> **Challenge**
Your task is to transcribe all of the records exactly and leave out the pictures.

Data entries:
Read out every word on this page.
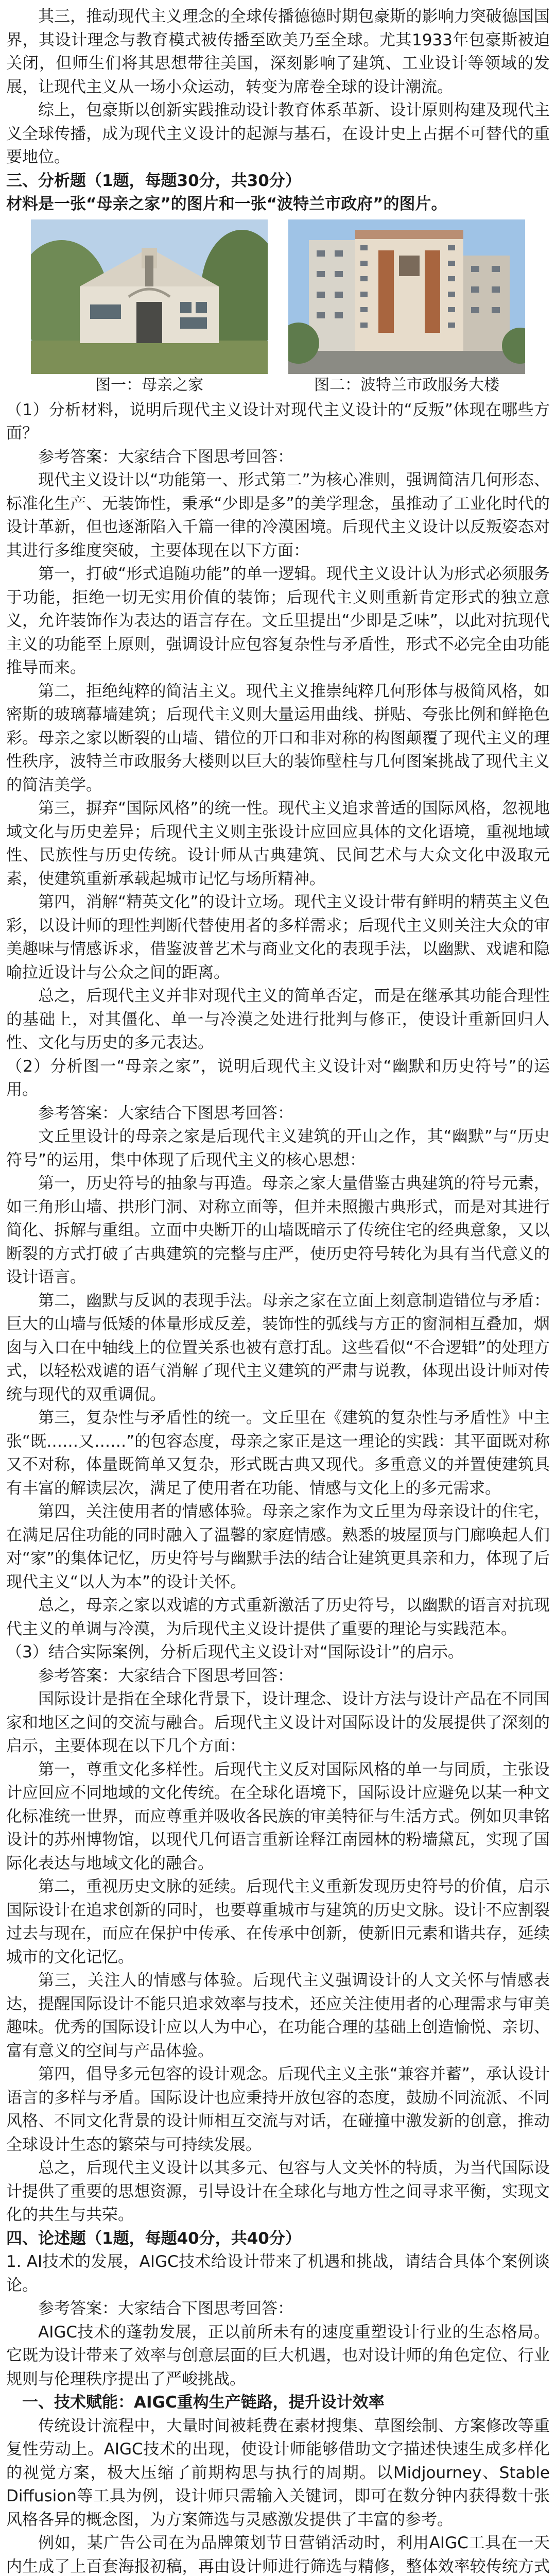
其三，推动现代主义理念的全球传播德德时期包豪斯的影响力突破德国国界，其设计理念与教育模式被传播至欧美乃至全球。尤其1933年包豪斯被迫关闭，但师生们将其思想带往美国，深刻影响了建筑、工业设计等领域的发展，让现代主义从一场小众运动，转变为席卷全球的设计潮流。

综上，包豪斯以创新实践推动设计教育体系革新、设计原则构建及现代主义全球传播，成为现代主义设计的起源与基石，在设计史上占据不可替代的重要地位。

三、分析题（1题，每题30分，共30分）

材料是一张“母亲之家”的图片和一张“波特兰市政府”的图片。

图一：母亲之家	图二：波特兰市政服务大楼

（1）分析材料，说明后现代主义设计对现代主义设计的“反叛”体现在哪些方面？

参考答案：大家结合下图思考回答：

现代主义设计以“功能第一、形式第二”为核心准则，强调简洁几何形态、标准化生产、无装饰性，秉承“少即是多”的美学理念，虽推动了工业化时代的设计革新，但也逐渐陷入千篇一律的冷漠困境。后现代主义设计以反叛姿态对其进行多维度突破，主要体现在以下方面：

第一，打破“形式追随功能”的单一逻辑。现代主义设计认为形式必须服务于功能，拒绝一切无实用价值的装饰；后现代主义则重新肯定形式的独立意义，允许装饰作为表达的语言存在。文丘里提出“少即是乏味”，以此对抗现代主义的功能至上原则，强调设计应包容复杂性与矛盾性，形式不必完全由功能推导而来。

第二，拒绝纯粹的简洁主义。现代主义推崇纯粹几何形体与极简风格，如密斯的玻璃幕墙建筑；后现代主义则大量运用曲线、拼贴、夸张比例和鲜艳色彩。母亲之家以断裂的山墙、错位的开口和非对称的构图颠覆了现代主义的理性秩序，波特兰市政服务大楼则以巨大的装饰壁柱与几何图案挑战了现代主义的简洁美学。

第三，摒弃“国际风格”的统一性。现代主义追求普适的国际风格，忽视地域文化与历史差异；后现代主义则主张设计应回应具体的文化语境，重视地域性、民族性与历史传统。设计师从古典建筑、民间艺术与大众文化中汲取元素，使建筑重新承载起城市记忆与场所精神。

第四，消解“精英文化”的设计立场。现代主义设计带有鲜明的精英主义色彩，以设计师的理性判断代替使用者的多样需求；后现代主义则关注大众的审美趣味与情感诉求，借鉴波普艺术与商业文化的表现手法，以幽默、戏谑和隐喻拉近设计与公众之间的距离。

总之，后现代主义并非对现代主义的简单否定，而是在继承其功能合理性的基础上，对其僵化、单一与冷漠之处进行批判与修正，使设计重新回归人性、文化与历史的多元表达。

（2）分析图一“母亲之家”，说明后现代主义设计对“幽默和历史符号”的运用。

参考答案：大家结合下图思考回答：

文丘里设计的母亲之家是后现代主义建筑的开山之作，其“幽默”与“历史符号”的运用，集中体现了后现代主义的核心思想：

第一，历史符号的抽象与再造。母亲之家大量借鉴古典建筑的符号元素，如三角形山墙、拱形门洞、对称立面等，但并未照搬古典形式，而是对其进行简化、拆解与重组。立面中央断开的山墙既暗示了传统住宅的经典意象，又以断裂的方式打破了古典建筑的完整与庄严，使历史符号转化为具有当代意义的设计语言。

第二，幽默与反讽的表现手法。母亲之家在立面上刻意制造错位与矛盾：巨大的山墙与低矮的体量形成反差，装饰性的弧线与方正的窗洞相互叠加，烟囱与入口在中轴线上的位置关系也被有意打乱。这些看似“不合逻辑”的处理方式，以轻松戏谑的语气消解了现代主义建筑的严肃与说教，体现出设计师对传统与现代的双重调侃。

第三，复杂性与矛盾性的统一。文丘里在《建筑的复杂性与矛盾性》中主张“既……又……”的包容态度，母亲之家正是这一理论的实践：其平面既对称又不对称，体量既简单又复杂，形式既古典又现代。多重意义的并置使建筑具有丰富的解读层次，满足了使用者在功能、情感与文化上的多元需求。

第四，关注使用者的情感体验。母亲之家作为文丘里为母亲设计的住宅，在满足居住功能的同时融入了温馨的家庭情感。熟悉的坡屋顶与门廊唤起人们对“家”的集体记忆，历史符号与幽默手法的结合让建筑更具亲和力，体现了后现代主义“以人为本”的设计关怀。

总之，母亲之家以戏谑的方式重新激活了历史符号，以幽默的语言对抗现代主义的单调与冷漠，为后现代主义设计提供了重要的理论与实践范本。

（3）结合实际案例，分析后现代主义设计对“国际设计”的启示。

参考答案：大家结合下图思考回答：

国际设计是指在全球化背景下，设计理念、设计方法与设计产品在不同国家和地区之间的交流与融合。后现代主义设计对国际设计的发展提供了深刻的启示，主要体现在以下几个方面：

第一，尊重文化多样性。后现代主义反对国际风格的单一与同质，主张设计应回应不同地域的文化传统。在全球化语境下，国际设计应避免以某一种文化标准统一世界，而应尊重并吸收各民族的审美特征与生活方式。例如贝聿铭设计的苏州博物馆，以现代几何语言重新诠释江南园林的粉墙黛瓦，实现了国际化表达与地域文化的融合。

第二，重视历史文脉的延续。后现代主义重新发现历史符号的价值，启示国际设计在追求创新的同时，也要尊重城市与建筑的历史文脉。设计不应割裂过去与现在，而应在保护中传承、在传承中创新，使新旧元素和谐共存，延续城市的文化记忆。

第三，关注人的情感与体验。后现代主义强调设计的人文关怀与情感表达，提醒国际设计不能只追求效率与技术，还应关注使用者的心理需求与审美趣味。优秀的国际设计应以人为中心，在功能合理的基础上创造愉悦、亲切、富有意义的空间与产品体验。

第四，倡导多元包容的设计观念。后现代主义主张“兼容并蓄”，承认设计语言的多样与矛盾。国际设计也应秉持开放包容的态度，鼓励不同流派、不同风格、不同文化背景的设计师相互交流与对话，在碰撞中激发新的创意，推动全球设计生态的繁荣与可持续发展。

总之，后现代主义设计以其多元、包容与人文关怀的特质，为当代国际设计提供了重要的思想资源，引导设计在全球化与地方性之间寻求平衡，实现文化的共生与共荣。

四、论述题（1题，每题40分，共40分）

1. AI技术的发展，AIGC技术给设计带来了机遇和挑战，请结合具体个案例谈论。

参考答案：大家结合下图思考回答：

AIGC技术的蓬勃发展，正以前所未有的速度重塑设计行业的生态格局。它既为设计带来了效率与创意层面的巨大机遇，也对设计师的角色定位、行业规则与伦理秩序提出了严峻挑战。

一、技术赋能：AIGC重构生产链路，提升设计效率

传统设计流程中，大量时间被耗费在素材搜集、草图绘制、方案修改等重复性劳动上。AIGC技术的出现，使设计师能够借助文字描述快速生成多样化的视觉方案，极大压缩了前期构思与执行的周期。以Midjourney、Stable Diffusion等工具为例，设计师只需输入关键词，即可在数分钟内获得数十张风格各异的概念图，为方案筛选与灵感激发提供了丰富的参考。

例如，某广告公司在为品牌策划节日营销活动时，利用AIGC工具在一天内生成了上百套海报初稿，再由设计师进行筛选与精修，整体效率较传统方式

> **Written answer**
Read out every word on this page.
其三，推动现代主义理念的全球传播德德时期包豪斯的影响力突破德国国界，其设计理念与教育模式被传播至欧美乃至全球。尤其1933年包豪斯被迫关闭，但师生们将其思想带往美国，深刻影响了建筑、工业设计等领域的发展，让现代主义从一场小众运动，转变为席卷全球的设计潮流。

综上，包豪斯以创新实践推动设计教育体系革新、设计原则构建及现代主义全球传播，成为现代主义设计的起源与基石，在设计史上占据不可替代的重要地位。

三、分析题（1题，每题30分，共30分）

材料是一张“母亲之家”的图片和一张“波特兰市政府”的图片。

图一：母亲之家	图二：波特兰市政服务大楼

（1）分析材料，说明后现代主义设计对现代主义设计的“反叛”体现在哪些方面？

参考答案：大家结合下图思考回答：

现代主义设计以“功能第一、形式第二”为核心准则，强调简洁几何形态、标准化生产、无装饰性，秉承“少即是多”的美学理念，虽推动了工业化时代的设计革新，但也逐渐陷入千篇一律的冷漠困境。后现代主义设计以反叛姿态对其进行多维度突破，主要体现在以下方面：

第一，打破“形式追随功能”的单一逻辑。现代主义设计认为形式必须服务于功能，拒绝一切无实用价值的装饰；后现代主义则重新肯定形式的独立意义，允许装饰作为表达的语言存在。文丘里提出“少即是乏味”，以此对抗现代主义的功能至上原则，强调设计应包容复杂性与矛盾性，形式不必完全由功能推导而来。

第二，拒绝纯粹的简洁主义。现代主义推崇纯粹几何形体与极简风格，如密斯的玻璃幕墙建筑；后现代主义则大量运用曲线、拼贴、夸张比例和鲜艳色彩。母亲之家以断裂的山墙、错位的开口和非对称的构图颠覆了现代主义的理性秩序，波特兰市政服务大楼则以巨大的装饰壁柱与几何图案挑战了现代主义的简洁美学。

第三，摒弃“国际风格”的统一性。现代主义追求普适的国际风格，忽视地域文化与历史差异；后现代主义则主张设计应回应具体的文化语境，重视地域性、民族性与历史传统。设计师从古典建筑、民间艺术与大众文化中汲取元素，使建筑重新承载起城市记忆与场所精神。

第四，消解“精英文化”的设计立场。现代主义设计带有鲜明的精英主义色彩，以设计师的理性判断代替使用者的多样需求；后现代主义则关注大众的审美趣味与情感诉求，借鉴波普艺术与商业文化的表现手法，以幽默、戏谑和隐喻拉近设计与公众之间的距离。

总之，后现代主义并非对现代主义的简单否定，而是在继承其功能合理性的基础上，对其僵化、单一与冷漠之处进行批判与修正，使设计重新回归人性、文化与历史的多元表达。

（2）分析图一“母亲之家”，说明后现代主义设计对“幽默和历史符号”的运用。

参考答案：大家结合下图思考回答：

文丘里设计的母亲之家是后现代主义建筑的开山之作，其“幽默”与“历史符号”的运用，集中体现了后现代主义的核心思想：

第一，历史符号的抽象与再造。母亲之家大量借鉴古典建筑的符号元素，如三角形山墙、拱形门洞、对称立面等，但并未照搬古典形式，而是对其进行简化、拆解与重组。立面中央断开的山墙既暗示了传统住宅的经典意象，又以断裂的方式打破了古典建筑的完整与庄严，使历史符号转化为具有当代意义的设计语言。

第二，幽默与反讽的表现手法。母亲之家在立面上刻意制造错位与矛盾：巨大的山墙与低矮的体量形成反差，装饰性的弧线与方正的窗洞相互叠加，烟囱与入口在中轴线上的位置关系也被有意打乱。这些看似“不合逻辑”的处理方式，以轻松戏谑的语气消解了现代主义建筑的严肃与说教，体现出设计师对传统与现代的双重调侃。

第三，复杂性与矛盾性的统一。文丘里在《建筑的复杂性与矛盾性》中主张“既……又……”的包容态度，母亲之家正是这一理论的实践：其平面既对称又不对称，体量既简单又复杂，形式既古典又现代。多重意义的并置使建筑具有丰富的解读层次，满足了使用者在功能、情感与文化上的多元需求。

第四，关注使用者的情感体验。母亲之家作为文丘里为母亲设计的住宅，在满足居住功能的同时融入了温馨的家庭情感。熟悉的坡屋顶与门廊唤起人们对“家”的集体记忆，历史符号与幽默手法的结合让建筑更具亲和力，体现了后现代主义“以人为本”的设计关怀。

总之，母亲之家以戏谑的方式重新激活了历史符号，以幽默的语言对抗现代主义的单调与冷漠，为后现代主义设计提供了重要的理论与实践范本。

（3）结合实际案例，分析后现代主义设计对“国际设计”的启示。

参考答案：大家结合下图思考回答：

国际设计是指在全球化背景下，设计理念、设计方法与设计产品在不同国家和地区之间的交流与融合。后现代主义设计对国际设计的发展提供了深刻的启示，主要体现在以下几个方面：

第一，尊重文化多样性。后现代主义反对国际风格的单一与同质，主张设计应回应不同地域的文化传统。在全球化语境下，国际设计应避免以某一种文化标准统一世界，而应尊重并吸收各民族的审美特征与生活方式。例如贝聿铭设计的苏州博物馆，以现代几何语言重新诠释江南园林的粉墙黛瓦，实现了国际化表达与地域文化的融合。

第二，重视历史文脉的延续。后现代主义重新发现历史符号的价值，启示国际设计在追求创新的同时，也要尊重城市与建筑的历史文脉。设计不应割裂过去与现在，而应在保护中传承、在传承中创新，使新旧元素和谐共存，延续城市的文化记忆。

第三，关注人的情感与体验。后现代主义强调设计的人文关怀与情感表达，提醒国际设计不能只追求效率与技术，还应关注使用者的心理需求与审美趣味。优秀的国际设计应以人为中心，在功能合理的基础上创造愉悦、亲切、富有意义的空间与产品体验。

第四，倡导多元包容的设计观念。后现代主义主张“兼容并蓄”，承认设计语言的多样与矛盾。国际设计也应秉持开放包容的态度，鼓励不同流派、不同风格、不同文化背景的设计师相互交流与对话，在碰撞中激发新的创意，推动全球设计生态的繁荣与可持续发展。

总之，后现代主义设计以其多元、包容与人文关怀的特质，为当代国际设计提供了重要的思想资源，引导设计在全球化与地方性之间寻求平衡，实现文化的共生与共荣。

四、论述题（1题，每题40分，共40分）

1. AI技术的发展，AIGC技术给设计带来了机遇和挑战，请结合具体个案例谈论。

参考答案：大家结合下图思考回答：

AIGC技术的蓬勃发展，正以前所未有的速度重塑设计行业的生态格局。它既为设计带来了效率与创意层面的巨大机遇，也对设计师的角色定位、行业规则与伦理秩序提出了严峻挑战。

一、技术赋能：AIGC重构生产链路，提升设计效率

传统设计流程中，大量时间被耗费在素材搜集、草图绘制、方案修改等重复性劳动上。AIGC技术的出现，使设计师能够借助文字描述快速生成多样化的视觉方案，极大压缩了前期构思与执行的周期。以Midjourney、Stable Diffusion等工具为例，设计师只需输入关键词，即可在数分钟内获得数十张风格各异的概念图，为方案筛选与灵感激发提供了丰富的参考。

例如，某广告公司在为品牌策划节日营销活动时，利用AIGC工具在一天内生成了上百套海报初稿，再由设计师进行筛选与精修，整体效率较传统方式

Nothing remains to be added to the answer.